- Items from a dataset:
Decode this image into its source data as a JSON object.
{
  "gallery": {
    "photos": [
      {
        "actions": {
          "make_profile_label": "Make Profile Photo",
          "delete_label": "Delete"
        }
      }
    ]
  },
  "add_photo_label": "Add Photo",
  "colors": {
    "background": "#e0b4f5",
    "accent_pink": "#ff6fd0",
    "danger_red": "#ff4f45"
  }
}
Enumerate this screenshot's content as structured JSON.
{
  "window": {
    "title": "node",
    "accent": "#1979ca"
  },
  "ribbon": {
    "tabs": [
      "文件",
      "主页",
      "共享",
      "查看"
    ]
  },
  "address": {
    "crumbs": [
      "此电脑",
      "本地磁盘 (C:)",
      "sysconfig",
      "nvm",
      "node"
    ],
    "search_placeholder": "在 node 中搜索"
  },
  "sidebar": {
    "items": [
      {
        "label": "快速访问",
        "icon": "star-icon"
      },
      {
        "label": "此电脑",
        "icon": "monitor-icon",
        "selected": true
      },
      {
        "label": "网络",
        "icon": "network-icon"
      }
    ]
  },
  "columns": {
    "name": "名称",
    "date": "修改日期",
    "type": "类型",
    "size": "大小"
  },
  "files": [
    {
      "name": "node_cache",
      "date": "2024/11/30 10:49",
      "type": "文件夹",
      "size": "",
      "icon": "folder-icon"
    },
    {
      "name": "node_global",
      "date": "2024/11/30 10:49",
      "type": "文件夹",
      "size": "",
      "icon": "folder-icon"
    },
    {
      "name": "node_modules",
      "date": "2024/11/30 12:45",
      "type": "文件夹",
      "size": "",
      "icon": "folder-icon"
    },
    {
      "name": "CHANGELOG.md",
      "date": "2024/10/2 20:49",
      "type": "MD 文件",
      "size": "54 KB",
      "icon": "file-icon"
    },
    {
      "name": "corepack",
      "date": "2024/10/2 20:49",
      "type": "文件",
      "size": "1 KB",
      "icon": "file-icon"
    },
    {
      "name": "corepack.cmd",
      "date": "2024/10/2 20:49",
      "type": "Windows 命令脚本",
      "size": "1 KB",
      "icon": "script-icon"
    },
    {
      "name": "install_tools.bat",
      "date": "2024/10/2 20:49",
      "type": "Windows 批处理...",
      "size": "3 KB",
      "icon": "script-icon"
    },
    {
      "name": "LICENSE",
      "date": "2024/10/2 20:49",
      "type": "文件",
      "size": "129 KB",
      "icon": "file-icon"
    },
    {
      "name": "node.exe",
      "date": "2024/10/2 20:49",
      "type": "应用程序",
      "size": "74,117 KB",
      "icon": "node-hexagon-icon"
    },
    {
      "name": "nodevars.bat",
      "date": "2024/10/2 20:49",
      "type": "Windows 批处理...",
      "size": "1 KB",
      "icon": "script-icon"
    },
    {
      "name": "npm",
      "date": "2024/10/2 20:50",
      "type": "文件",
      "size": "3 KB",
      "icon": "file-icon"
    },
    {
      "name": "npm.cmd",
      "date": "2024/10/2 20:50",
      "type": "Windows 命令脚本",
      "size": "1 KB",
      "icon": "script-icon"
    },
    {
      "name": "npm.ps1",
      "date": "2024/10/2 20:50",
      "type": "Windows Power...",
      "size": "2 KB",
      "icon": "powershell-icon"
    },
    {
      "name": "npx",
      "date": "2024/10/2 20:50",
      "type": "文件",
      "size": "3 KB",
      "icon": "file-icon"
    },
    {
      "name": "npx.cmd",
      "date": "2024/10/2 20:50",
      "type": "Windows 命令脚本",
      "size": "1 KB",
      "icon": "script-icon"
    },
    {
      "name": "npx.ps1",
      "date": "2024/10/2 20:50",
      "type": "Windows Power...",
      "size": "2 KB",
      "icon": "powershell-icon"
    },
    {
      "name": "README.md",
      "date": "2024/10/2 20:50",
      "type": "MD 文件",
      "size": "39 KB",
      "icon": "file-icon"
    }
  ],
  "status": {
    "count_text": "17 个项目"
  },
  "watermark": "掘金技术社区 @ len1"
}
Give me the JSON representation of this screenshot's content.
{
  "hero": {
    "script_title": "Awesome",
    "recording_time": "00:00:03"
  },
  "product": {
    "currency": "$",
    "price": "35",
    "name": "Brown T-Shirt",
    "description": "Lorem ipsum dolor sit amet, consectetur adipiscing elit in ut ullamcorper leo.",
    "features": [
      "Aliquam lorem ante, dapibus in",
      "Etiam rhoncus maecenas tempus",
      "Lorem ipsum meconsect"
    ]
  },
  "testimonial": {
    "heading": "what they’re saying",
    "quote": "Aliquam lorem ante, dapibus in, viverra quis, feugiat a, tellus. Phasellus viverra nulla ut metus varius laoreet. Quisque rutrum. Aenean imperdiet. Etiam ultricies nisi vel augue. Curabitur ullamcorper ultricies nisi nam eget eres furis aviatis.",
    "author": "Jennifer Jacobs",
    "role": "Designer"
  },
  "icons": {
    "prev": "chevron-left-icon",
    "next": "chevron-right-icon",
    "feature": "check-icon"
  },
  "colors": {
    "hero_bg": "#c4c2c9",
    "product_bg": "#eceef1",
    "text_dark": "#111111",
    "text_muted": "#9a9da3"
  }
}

- To be done:
Copy the records above exactly as they appear.

- Written response:
Decode this image into its source data as a JSON object.
{
  "gallery": {
    "photos": [
      {
        "actions": {
          "make_profile_label": "Make Profile Photo",
          "delete_label": "Delete"
        }
      }
    ]
  },
  "add_photo_label": "Add Photo",
  "colors": {
    "background": "#e0b4f5",
    "accent_pink": "#ff6fd0",
    "danger_red": "#ff4f45"
  }
}
Enumerate this screenshot's content as structured JSON.
{
  "window": {
    "title": "node",
    "accent": "#1979ca"
  },
  "ribbon": {
    "tabs": [
      "文件",
      "主页",
      "共享",
      "查看"
    ]
  },
  "address": {
    "crumbs": [
      "此电脑",
      "本地磁盘 (C:)",
      "sysconfig",
      "nvm",
      "node"
    ],
    "search_placeholder": "在 node 中搜索"
  },
  "sidebar": {
    "items": [
      {
        "label": "快速访问",
        "icon": "star-icon"
      },
      {
        "label": "此电脑",
        "icon": "monitor-icon",
        "selected": true
      },
      {
        "label": "网络",
        "icon": "network-icon"
      }
    ]
  },
  "columns": {
    "name": "名称",
    "date": "修改日期",
    "type": "类型",
    "size": "大小"
  },
  "files": [
    {
      "name": "node_cache",
      "date": "2024/11/30 10:49",
      "type": "文件夹",
      "size": "",
      "icon": "folder-icon"
    },
    {
      "name": "node_global",
      "date": "2024/11/30 10:49",
      "type": "文件夹",
      "size": "",
      "icon": "folder-icon"
    },
    {
      "name": "node_modules",
      "date": "2024/11/30 12:45",
      "type": "文件夹",
      "size": "",
      "icon": "folder-icon"
    },
    {
      "name": "CHANGELOG.md",
      "date": "2024/10/2 20:49",
      "type": "MD 文件",
      "size": "54 KB",
      "icon": "file-icon"
    },
    {
      "name": "corepack",
      "date": "2024/10/2 20:49",
      "type": "文件",
      "size": "1 KB",
      "icon": "file-icon"
    },
    {
      "name": "corepack.cmd",
      "date": "2024/10/2 20:49",
      "type": "Windows 命令脚本",
      "size": "1 KB",
      "icon": "script-icon"
    },
    {
      "name": "install_tools.bat",
      "date": "2024/10/2 20:49",
      "type": "Windows 批处理...",
      "size": "3 KB",
      "icon": "script-icon"
    },
    {
      "name": "LICENSE",
      "date": "2024/10/2 20:49",
      "type": "文件",
      "size": "129 KB",
      "icon": "file-icon"
    },
    {
      "name": "node.exe",
      "date": "2024/10/2 20:49",
      "type": "应用程序",
      "size": "74,117 KB",
      "icon": "node-hexagon-icon"
    },
    {
      "name": "nodevars.bat",
      "date": "2024/10/2 20:49",
      "type": "Windows 批处理...",
      "size": "1 KB",
      "icon": "script-icon"
    },
    {
      "name": "npm",
      "date": "2024/10/2 20:50",
      "type": "文件",
      "size": "3 KB",
      "icon": "file-icon"
    },
    {
      "name": "npm.cmd",
      "date": "2024/10/2 20:50",
      "type": "Windows 命令脚本",
      "size": "1 KB",
      "icon": "script-icon"
    },
    {
      "name": "npm.ps1",
      "date": "2024/10/2 20:50",
      "type": "Windows Power...",
      "size": "2 KB",
      "icon": "powershell-icon"
    },
    {
      "name": "npx",
      "date": "2024/10/2 20:50",
      "type": "文件",
      "size": "3 KB",
      "icon": "file-icon"
    },
    {
      "name": "npx.cmd",
      "date": "2024/10/2 20:50",
      "type": "Windows 命令脚本",
      "size": "1 KB",
      "icon": "script-icon"
    },
    {
      "name": "npx.ps1",
      "date": "2024/10/2 20:50",
      "type": "Windows Power...",
      "size": "2 KB",
      "icon": "powershell-icon"
    },
    {
      "name": "README.md",
      "date": "2024/10/2 20:50",
      "type": "MD 文件",
      "size": "39 KB",
      "icon": "file-icon"
    }
  ],
  "status": {
    "count_text": "17 个项目"
  },
  "watermark": "掘金技术社区 @ len1"
}
Give me the JSON representation of this screenshot's content.
{
  "hero": {
    "script_title": "Awesome",
    "recording_time": "00:00:03"
  },
  "product": {
    "currency": "$",
    "price": "35",
    "name": "Brown T-Shirt",
    "description": "Lorem ipsum dolor sit amet, consectetur adipiscing elit in ut ullamcorper leo.",
    "features": [
      "Aliquam lorem ante, dapibus in",
      "Etiam rhoncus maecenas tempus",
      "Lorem ipsum meconsect"
    ]
  },
  "testimonial": {
    "heading": "what they’re saying",
    "quote": "Aliquam lorem ante, dapibus in, viverra quis, feugiat a, tellus. Phasellus viverra nulla ut metus varius laoreet. Quisque rutrum. Aenean imperdiet. Etiam ultricies nisi vel augue. Curabitur ullamcorper ultricies nisi nam eget eres furis aviatis.",
    "author": "Jennifer Jacobs",
    "role": "Designer"
  },
  "icons": {
    "prev": "chevron-left-icon",
    "next": "chevron-right-icon",
    "feature": "check-icon"
  },
  "colors": {
    "hero_bg": "#c4c2c9",
    "product_bg": "#eceef1",
    "text_dark": "#111111",
    "text_muted": "#9a9da3"
  }
}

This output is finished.